THE PROBLEM
Beginning with the line where "OCR this image." appears, retype every remaining line of the data below, both the first and last included.

RECORDS TO USE
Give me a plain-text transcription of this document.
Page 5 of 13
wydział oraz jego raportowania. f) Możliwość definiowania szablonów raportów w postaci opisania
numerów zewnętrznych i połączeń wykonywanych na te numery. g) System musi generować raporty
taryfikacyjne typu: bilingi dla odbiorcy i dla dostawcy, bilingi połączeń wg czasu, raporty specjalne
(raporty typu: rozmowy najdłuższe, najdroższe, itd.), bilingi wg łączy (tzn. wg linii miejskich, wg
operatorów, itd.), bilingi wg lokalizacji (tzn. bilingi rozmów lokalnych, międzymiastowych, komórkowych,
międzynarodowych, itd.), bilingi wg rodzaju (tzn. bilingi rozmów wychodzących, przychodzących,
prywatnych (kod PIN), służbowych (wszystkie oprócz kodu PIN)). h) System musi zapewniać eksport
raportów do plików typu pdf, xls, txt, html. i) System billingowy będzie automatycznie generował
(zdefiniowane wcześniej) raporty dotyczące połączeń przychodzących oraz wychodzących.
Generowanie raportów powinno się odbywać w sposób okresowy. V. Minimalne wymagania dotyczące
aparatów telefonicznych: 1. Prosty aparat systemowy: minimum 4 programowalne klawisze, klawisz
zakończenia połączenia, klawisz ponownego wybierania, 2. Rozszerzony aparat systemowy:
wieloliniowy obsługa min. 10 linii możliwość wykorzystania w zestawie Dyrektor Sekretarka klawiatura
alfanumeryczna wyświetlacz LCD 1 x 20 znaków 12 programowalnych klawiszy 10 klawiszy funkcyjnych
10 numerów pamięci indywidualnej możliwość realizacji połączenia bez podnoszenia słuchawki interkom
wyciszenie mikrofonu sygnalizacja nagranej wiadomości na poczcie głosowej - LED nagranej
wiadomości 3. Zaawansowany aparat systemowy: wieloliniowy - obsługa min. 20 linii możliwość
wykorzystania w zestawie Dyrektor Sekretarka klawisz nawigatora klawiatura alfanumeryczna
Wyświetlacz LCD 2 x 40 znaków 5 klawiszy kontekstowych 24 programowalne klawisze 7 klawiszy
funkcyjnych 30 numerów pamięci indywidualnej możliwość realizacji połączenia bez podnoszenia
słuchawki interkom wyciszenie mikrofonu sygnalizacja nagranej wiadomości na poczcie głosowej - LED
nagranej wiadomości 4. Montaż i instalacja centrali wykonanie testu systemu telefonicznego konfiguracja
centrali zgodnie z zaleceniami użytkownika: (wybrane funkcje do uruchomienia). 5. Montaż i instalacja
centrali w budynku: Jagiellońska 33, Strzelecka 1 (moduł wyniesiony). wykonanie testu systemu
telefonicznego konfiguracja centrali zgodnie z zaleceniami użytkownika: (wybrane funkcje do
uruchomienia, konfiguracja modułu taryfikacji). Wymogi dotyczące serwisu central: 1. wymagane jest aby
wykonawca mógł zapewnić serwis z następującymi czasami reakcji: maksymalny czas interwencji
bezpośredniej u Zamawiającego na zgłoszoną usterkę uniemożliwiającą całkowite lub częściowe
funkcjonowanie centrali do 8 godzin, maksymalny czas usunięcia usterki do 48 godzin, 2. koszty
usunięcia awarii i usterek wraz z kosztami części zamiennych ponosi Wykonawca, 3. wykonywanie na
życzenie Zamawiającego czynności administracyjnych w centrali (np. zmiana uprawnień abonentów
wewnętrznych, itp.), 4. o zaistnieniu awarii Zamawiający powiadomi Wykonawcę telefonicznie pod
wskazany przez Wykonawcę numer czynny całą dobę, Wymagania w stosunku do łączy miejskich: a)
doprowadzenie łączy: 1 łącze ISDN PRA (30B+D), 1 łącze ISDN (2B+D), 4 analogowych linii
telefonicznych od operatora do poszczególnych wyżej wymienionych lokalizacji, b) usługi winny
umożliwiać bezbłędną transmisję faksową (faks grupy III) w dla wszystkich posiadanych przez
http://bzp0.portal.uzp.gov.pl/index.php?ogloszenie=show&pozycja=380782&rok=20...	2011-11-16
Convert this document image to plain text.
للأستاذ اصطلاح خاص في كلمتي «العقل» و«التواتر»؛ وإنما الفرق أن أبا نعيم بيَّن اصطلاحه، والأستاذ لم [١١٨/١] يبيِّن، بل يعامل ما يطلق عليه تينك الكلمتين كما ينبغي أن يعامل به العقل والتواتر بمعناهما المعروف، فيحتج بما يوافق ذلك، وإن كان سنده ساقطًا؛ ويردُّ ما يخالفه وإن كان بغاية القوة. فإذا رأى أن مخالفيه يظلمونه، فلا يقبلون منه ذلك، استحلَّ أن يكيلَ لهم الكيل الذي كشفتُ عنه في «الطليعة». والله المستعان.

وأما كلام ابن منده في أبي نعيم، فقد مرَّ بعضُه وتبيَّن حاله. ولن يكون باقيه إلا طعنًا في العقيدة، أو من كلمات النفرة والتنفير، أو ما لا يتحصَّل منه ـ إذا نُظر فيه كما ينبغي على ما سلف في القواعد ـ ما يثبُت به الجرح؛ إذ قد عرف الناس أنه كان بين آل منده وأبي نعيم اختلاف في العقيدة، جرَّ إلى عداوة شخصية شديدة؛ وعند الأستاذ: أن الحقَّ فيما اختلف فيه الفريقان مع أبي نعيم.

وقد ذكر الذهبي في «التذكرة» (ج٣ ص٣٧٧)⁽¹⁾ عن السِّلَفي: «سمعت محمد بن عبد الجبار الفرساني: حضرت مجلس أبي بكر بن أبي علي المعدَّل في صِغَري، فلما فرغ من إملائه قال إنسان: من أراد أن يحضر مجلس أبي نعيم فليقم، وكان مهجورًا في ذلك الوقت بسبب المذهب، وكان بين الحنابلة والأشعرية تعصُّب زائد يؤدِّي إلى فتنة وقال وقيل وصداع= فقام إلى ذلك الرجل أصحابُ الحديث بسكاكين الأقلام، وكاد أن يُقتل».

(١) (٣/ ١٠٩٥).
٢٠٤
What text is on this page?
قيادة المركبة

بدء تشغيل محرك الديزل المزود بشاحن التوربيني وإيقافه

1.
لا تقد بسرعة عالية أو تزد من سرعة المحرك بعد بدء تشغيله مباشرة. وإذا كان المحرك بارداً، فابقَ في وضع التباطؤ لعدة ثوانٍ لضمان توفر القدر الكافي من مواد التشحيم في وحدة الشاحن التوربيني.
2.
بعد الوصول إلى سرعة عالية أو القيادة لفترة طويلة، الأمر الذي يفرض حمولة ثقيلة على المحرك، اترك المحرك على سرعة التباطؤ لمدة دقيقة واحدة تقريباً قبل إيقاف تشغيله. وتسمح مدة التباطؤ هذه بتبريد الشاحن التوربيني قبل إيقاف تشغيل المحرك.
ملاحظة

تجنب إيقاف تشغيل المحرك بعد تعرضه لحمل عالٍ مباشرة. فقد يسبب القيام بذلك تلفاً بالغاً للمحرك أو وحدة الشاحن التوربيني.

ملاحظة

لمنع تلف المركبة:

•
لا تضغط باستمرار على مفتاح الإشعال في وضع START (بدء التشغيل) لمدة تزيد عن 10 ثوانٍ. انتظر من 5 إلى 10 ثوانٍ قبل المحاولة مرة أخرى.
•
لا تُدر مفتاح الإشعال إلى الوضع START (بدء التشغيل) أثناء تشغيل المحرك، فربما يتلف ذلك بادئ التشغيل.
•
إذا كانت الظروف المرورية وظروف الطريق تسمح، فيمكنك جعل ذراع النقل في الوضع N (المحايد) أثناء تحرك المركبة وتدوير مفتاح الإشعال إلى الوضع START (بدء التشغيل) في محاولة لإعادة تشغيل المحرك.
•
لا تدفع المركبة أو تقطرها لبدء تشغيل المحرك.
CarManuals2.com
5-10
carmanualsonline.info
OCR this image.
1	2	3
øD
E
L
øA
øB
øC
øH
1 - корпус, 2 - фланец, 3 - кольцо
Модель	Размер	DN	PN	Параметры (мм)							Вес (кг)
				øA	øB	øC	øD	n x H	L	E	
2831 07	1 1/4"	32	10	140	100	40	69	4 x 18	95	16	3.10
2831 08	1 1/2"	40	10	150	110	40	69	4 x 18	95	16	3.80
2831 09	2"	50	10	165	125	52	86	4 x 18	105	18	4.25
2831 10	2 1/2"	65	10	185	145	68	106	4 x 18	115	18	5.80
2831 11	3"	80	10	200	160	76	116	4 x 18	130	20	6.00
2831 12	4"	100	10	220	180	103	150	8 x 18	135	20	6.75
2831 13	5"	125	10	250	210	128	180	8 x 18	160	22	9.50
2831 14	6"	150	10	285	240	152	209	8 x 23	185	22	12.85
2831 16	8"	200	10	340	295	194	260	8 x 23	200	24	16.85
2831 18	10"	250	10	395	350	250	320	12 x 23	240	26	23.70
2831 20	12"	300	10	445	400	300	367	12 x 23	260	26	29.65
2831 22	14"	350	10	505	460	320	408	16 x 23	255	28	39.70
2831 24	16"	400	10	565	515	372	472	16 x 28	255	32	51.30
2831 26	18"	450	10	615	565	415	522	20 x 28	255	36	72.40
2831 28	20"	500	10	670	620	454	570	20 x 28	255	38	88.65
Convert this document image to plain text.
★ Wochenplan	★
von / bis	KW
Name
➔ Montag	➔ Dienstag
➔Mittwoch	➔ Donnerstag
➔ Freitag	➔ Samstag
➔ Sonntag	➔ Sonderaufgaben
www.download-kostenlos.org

SOLUTION FOR THIS EXERCISE
OCR this image.
1	2	3
øD
E
L
øA
øB
øC
øH
1 - корпус, 2 - фланец, 3 - кольцо
Модель	Размер	DN	PN	Параметры (мм)							Вес (кг)
				øA	øB	øC	øD	n x H	L	E	
2831 07	1 1/4"	32	10	140	100	40	69	4 x 18	95	16	3.10
2831 08	1 1/2"	40	10	150	110	40	69	4 x 18	95	16	3.80
2831 09	2"	50	10	165	125	52	86	4 x 18	105	18	4.25
2831 10	2 1/2"	65	10	185	145	68	106	4 x 18	115	18	5.80
2831 11	3"	80	10	200	160	76	116	4 x 18	130	20	6.00
2831 12	4"	100	10	220	180	103	150	8 x 18	135	20	6.75
2831 13	5"	125	10	250	210	128	180	8 x 18	160	22	9.50
2831 14	6"	150	10	285	240	152	209	8 x 23	185	22	12.85
2831 16	8"	200	10	340	295	194	260	8 x 23	200	24	16.85
2831 18	10"	250	10	395	350	250	320	12 x 23	240	26	23.70
2831 20	12"	300	10	445	400	300	367	12 x 23	260	26	29.65
2831 22	14"	350	10	505	460	320	408	16 x 23	255	28	39.70
2831 24	16"	400	10	565	515	372	472	16 x 28	255	32	51.30
2831 26	18"	450	10	615	565	415	522	20 x 28	255	36	72.40
2831 28	20"	500	10	670	620	454	570	20 x 28	255	38	88.65
Convert this document image to plain text.
★ Wochenplan	★
von / bis	KW
Name
➔ Montag	➔ Dienstag
➔Mittwoch	➔ Donnerstag
➔ Freitag	➔ Samstag
➔ Sonntag	➔ Sonderaufgaben
www.download-kostenlos.org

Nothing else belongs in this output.